*** Trecho fornecido ***

Delegado Allan Turnowski, secretário da Polícia Civil

Levantamento feito pelo Disque Denúncia a pedido do UOL aponta que 60% das informações anônimas encaminhadas ao serviço neste ano se referem ao tráfico. Na maioria dos casos, são relatos sobre criminosos armados com fuzis, metralhadoras, pistolas, granadas e bombas caseiras.

Herculano Barreto Filho/UOL

Viaturas depredadas e anos de confronto

Nascida e criada no Alemão, Mariluce leva o UOL com o auxílio do "Uber Comunidade" ao teleférico das Palmeiras, a última estação do serviço desativado desde 2016.

O cenário é de abandono. Em frente ao local —projetado para estimular o turismo no conjunto de favelas—, há dez viaturas sucateadas, com pneus furados e vidros quebrados.

No começo da pacificação, Mariluce vendia suas obras de arte a turistas estrangeiros na entrada da estação. Hoje, teme se deparar com tiroteios entre policiais e traficantes.

A UPP não trouxe segurança. E ficou marcada como algo que veio para fazer mãe enterrar filho

Mariluce Mariá, artista plástica

O primeiro choque de realidade ocorreu com a mudança de perfil nas UPPs, diz.

***

O que fazer
Continue, por favor, a reportagem acima sobre a pacificação no Alemão a partir da última frase.

*** Material ***

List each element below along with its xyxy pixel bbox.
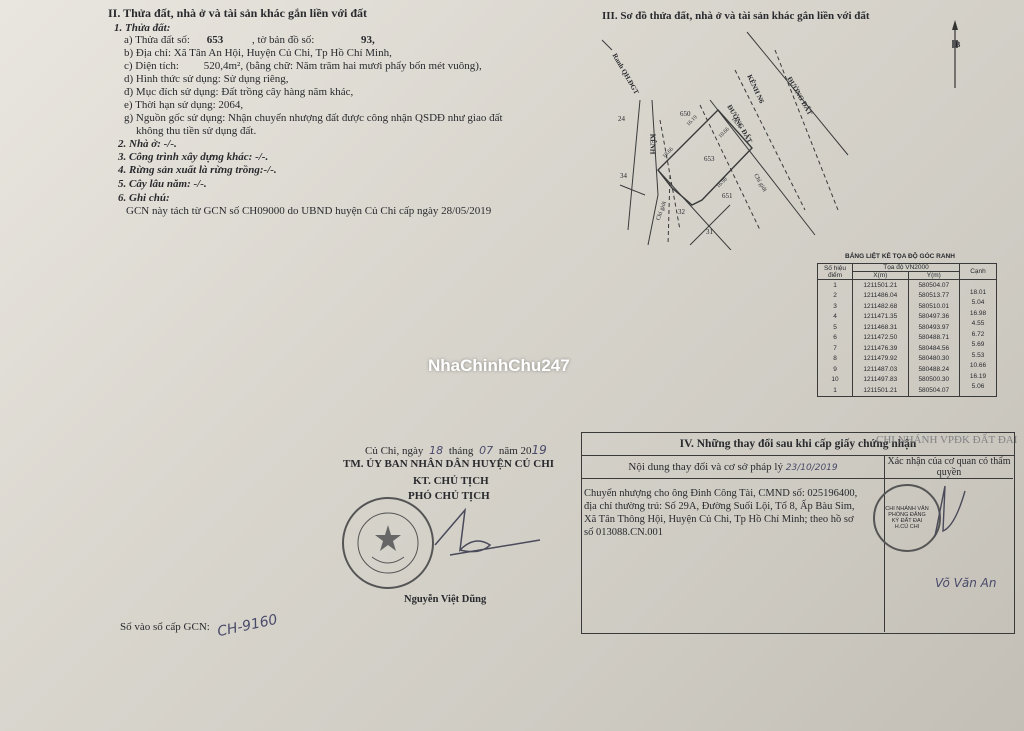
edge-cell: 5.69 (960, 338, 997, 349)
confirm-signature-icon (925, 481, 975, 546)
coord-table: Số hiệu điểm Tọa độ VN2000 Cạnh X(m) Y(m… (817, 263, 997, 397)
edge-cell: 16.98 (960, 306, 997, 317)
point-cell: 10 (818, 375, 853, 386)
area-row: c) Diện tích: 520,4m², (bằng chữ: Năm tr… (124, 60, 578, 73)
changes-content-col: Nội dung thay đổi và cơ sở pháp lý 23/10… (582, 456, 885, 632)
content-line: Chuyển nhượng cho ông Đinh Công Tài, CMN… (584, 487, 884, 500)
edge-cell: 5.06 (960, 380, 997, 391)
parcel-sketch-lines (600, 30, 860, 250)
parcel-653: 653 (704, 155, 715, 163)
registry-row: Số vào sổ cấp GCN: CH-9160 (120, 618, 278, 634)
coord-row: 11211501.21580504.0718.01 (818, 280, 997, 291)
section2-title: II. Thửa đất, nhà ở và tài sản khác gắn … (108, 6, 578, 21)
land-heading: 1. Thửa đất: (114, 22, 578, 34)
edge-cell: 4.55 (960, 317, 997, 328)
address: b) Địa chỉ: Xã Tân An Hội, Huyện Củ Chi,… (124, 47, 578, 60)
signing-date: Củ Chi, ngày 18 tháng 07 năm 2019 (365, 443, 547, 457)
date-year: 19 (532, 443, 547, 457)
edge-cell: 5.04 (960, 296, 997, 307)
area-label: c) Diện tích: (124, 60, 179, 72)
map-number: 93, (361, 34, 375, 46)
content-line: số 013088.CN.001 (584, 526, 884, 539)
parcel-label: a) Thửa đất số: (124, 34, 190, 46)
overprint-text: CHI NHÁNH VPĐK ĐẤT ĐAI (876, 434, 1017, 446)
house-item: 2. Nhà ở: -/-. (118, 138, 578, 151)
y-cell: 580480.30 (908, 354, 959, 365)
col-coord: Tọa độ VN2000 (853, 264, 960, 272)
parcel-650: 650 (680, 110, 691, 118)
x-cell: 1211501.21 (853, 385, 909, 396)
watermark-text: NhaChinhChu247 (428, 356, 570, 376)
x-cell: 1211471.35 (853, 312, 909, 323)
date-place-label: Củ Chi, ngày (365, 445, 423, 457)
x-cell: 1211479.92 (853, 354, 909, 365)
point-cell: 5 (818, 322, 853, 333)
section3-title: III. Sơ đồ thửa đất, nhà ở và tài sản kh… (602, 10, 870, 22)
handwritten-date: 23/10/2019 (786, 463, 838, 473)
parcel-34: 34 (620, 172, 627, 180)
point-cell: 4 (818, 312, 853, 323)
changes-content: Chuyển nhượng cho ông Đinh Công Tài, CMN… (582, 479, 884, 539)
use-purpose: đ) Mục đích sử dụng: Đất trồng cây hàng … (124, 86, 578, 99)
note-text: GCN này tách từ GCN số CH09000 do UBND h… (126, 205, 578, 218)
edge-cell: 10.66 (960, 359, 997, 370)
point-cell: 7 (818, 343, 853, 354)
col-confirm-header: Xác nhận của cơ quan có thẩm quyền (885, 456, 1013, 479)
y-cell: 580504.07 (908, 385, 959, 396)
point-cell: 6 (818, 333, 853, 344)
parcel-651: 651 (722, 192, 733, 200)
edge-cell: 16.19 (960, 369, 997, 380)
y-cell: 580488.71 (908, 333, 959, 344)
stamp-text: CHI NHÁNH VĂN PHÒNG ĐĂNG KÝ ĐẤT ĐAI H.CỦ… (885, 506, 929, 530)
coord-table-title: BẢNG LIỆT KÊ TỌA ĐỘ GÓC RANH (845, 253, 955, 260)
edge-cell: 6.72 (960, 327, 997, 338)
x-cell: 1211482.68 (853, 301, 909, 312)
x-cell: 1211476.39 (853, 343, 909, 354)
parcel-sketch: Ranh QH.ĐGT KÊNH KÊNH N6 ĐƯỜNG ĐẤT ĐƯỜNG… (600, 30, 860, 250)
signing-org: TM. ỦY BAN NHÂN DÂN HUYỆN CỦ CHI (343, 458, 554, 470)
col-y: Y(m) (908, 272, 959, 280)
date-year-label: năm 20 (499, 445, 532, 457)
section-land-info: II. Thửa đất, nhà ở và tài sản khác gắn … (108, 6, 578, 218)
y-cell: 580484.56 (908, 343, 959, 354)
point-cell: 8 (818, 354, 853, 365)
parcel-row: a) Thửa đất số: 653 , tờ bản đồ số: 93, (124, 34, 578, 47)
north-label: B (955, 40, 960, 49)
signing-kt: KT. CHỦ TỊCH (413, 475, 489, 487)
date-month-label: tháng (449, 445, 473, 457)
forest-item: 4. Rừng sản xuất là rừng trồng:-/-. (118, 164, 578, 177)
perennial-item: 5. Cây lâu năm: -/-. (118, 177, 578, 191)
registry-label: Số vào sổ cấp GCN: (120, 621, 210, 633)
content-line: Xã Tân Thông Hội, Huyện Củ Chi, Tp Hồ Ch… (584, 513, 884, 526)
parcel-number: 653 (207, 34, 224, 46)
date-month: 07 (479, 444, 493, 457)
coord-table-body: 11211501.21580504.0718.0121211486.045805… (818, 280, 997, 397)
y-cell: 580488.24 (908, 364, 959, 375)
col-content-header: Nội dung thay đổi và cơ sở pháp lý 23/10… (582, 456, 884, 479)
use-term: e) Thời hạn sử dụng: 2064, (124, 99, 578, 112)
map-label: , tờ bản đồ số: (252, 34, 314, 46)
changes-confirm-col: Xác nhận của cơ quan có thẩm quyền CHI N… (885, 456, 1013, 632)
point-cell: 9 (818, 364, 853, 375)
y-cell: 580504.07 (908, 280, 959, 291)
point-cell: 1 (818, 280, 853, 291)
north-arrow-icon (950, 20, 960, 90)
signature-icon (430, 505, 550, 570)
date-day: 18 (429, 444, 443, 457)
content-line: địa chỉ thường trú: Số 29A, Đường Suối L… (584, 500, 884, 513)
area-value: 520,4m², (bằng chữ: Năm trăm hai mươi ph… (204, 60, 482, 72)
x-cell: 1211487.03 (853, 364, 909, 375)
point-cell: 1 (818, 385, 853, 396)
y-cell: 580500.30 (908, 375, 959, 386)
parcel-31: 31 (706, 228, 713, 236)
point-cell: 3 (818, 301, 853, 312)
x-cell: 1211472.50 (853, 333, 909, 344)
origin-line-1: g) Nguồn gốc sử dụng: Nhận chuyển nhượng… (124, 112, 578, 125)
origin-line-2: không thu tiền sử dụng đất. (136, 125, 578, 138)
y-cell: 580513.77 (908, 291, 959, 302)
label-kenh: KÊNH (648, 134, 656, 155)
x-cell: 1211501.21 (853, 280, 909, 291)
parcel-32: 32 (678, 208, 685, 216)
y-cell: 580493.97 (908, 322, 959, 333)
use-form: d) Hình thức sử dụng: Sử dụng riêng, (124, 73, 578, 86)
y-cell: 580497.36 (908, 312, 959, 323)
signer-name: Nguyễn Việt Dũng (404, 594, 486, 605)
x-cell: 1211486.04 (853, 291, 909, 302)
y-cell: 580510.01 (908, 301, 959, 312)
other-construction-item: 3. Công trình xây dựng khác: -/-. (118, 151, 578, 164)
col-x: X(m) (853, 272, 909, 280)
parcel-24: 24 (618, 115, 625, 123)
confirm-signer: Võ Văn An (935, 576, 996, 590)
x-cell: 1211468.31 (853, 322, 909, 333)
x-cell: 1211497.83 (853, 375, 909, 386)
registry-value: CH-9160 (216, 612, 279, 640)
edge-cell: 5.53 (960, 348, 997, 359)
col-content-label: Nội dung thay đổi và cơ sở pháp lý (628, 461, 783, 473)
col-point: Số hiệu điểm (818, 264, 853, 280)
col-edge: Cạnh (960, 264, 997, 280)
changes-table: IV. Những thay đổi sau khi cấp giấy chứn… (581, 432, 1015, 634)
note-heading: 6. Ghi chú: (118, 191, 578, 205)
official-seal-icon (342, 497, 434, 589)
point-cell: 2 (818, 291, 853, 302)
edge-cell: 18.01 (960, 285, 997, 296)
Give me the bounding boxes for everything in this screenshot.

***
*** Material ***

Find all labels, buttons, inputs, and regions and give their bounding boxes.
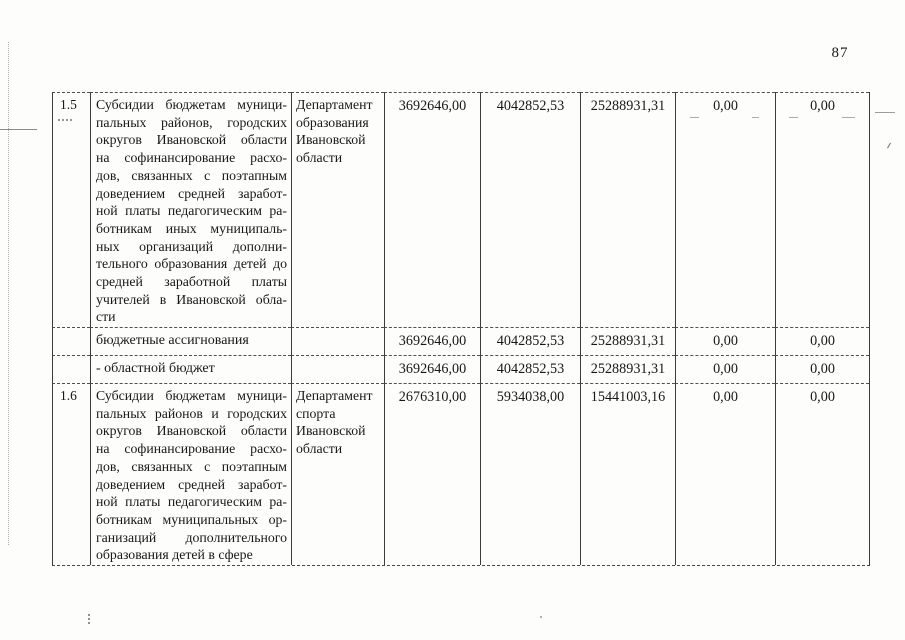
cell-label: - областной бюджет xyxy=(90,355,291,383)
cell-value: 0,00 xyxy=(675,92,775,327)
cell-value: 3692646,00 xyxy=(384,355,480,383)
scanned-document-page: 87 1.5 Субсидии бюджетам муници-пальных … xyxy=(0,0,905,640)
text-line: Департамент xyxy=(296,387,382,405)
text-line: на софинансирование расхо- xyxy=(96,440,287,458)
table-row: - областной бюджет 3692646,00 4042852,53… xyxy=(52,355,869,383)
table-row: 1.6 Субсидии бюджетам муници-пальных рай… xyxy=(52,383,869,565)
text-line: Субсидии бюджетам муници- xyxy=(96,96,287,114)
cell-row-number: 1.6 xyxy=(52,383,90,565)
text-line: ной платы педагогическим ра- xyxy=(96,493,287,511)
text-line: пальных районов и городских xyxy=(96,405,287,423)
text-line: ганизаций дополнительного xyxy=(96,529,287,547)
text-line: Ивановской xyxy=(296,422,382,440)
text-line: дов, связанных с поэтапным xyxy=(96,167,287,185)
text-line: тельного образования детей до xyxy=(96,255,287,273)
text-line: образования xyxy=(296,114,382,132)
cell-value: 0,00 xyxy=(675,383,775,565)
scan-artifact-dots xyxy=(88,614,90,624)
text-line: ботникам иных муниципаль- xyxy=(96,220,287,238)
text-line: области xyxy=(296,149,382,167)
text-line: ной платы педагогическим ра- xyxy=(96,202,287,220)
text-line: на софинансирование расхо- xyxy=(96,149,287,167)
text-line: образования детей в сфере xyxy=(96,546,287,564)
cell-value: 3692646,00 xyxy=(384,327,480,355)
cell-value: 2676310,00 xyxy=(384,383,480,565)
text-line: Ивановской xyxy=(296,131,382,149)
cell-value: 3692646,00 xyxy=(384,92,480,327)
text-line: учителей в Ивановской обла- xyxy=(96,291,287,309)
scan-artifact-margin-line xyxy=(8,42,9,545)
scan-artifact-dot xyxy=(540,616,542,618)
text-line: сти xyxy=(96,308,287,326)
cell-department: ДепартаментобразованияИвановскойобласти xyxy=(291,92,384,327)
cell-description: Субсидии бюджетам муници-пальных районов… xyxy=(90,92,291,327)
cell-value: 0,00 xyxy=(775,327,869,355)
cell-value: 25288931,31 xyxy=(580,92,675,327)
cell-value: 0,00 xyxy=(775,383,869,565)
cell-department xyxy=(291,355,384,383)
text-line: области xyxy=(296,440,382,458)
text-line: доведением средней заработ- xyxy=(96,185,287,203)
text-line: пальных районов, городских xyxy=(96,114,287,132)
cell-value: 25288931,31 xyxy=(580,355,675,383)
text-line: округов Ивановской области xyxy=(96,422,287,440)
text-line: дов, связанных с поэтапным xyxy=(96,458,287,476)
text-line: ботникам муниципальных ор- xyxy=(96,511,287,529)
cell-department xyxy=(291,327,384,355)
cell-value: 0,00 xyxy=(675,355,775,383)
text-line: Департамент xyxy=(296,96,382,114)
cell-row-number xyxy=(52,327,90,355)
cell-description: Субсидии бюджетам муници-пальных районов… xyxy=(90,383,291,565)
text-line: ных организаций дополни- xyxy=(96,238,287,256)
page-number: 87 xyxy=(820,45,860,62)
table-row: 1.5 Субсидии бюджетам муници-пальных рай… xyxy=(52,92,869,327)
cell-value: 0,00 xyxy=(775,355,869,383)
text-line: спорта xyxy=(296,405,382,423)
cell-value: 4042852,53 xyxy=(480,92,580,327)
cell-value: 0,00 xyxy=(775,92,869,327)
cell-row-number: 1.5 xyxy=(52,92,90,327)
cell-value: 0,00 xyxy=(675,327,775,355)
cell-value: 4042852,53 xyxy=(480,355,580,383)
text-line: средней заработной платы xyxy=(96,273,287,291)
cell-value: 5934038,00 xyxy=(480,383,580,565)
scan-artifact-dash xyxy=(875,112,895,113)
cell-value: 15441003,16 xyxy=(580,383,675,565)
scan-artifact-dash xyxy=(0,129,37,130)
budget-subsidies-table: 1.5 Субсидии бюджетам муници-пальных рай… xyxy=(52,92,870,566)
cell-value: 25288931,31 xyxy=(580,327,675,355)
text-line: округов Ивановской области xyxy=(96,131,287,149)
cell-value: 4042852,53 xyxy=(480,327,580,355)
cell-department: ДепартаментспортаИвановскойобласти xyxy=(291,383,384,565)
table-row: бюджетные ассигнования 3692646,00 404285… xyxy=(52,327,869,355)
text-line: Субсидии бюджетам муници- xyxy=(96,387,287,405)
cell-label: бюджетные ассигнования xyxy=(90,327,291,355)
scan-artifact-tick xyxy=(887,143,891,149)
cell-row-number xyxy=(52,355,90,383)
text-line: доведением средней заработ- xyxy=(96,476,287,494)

***

Resposta da tarefa
Em um primeiro momento, eram policiais recém-formados, com treinamento para lidar com os moradores. Em seguida, passaram a aparecer "homens de guerra".

Segundo Mariluce, o período mais crítico ocorreu entre o fim da Copa do Mundo (2014) e 2017. "Teve muito morador que foi baleado dentro de casa. Eram tiros de blindado que atravessavam até duas paredes."

Em abril de 2017, a Defensoria Pública organizou uma audiência para discutir os conflitos no Alemão. Na época, moradores relatavam expulsões das suas residências a mando da própria PM para que seus imóveis servissem de ponto de observação, para verificar a movimentação do tráfico.

Divulgação

'Fomos, mais uma vez, abandonados'

As primeiras informações sobre a ocupação dos complexos do Alemão e Penha, em novembro de 2010, vieram pelo Twitter de um morador, com apenas 17 anos à época.

"Estava tentando repassar informações sobre a realidade [dos moradores], com informações que a imprensa não tinha naquele momento", lembra Renê Silva, idealizador do jornal comunitário Voz das Comunidades.

"O objetivo era informar o impacto dentro da comunidade. Foi um momento desesperador."

Renê preparou um movimento cultural chamado "invasão de livros", para levar leitura aos moradores no último sábado (28), em alusão aos dez anos de ocupação.

O retrato do fracasso das UPPs é a falta de estrutura. Criou-se uma expectativa de mudança. Mas o balanço desse período é que tivemos mais perdas. Tínhamos bancos, cinema, teleférico, biblioteca-parque. E, de 2014 para cá, todos começaram a sair. Fomos, mais uma vez, abandonados

Renê Silva, morador do Complexo do Alemão

Renê aponta a falta de investimentos em saúde, saneamento básico e educação. Em contrapartida, presenciou o aumento da violência. "Nós tivemos mais de cem dias de tiroteio", lembra.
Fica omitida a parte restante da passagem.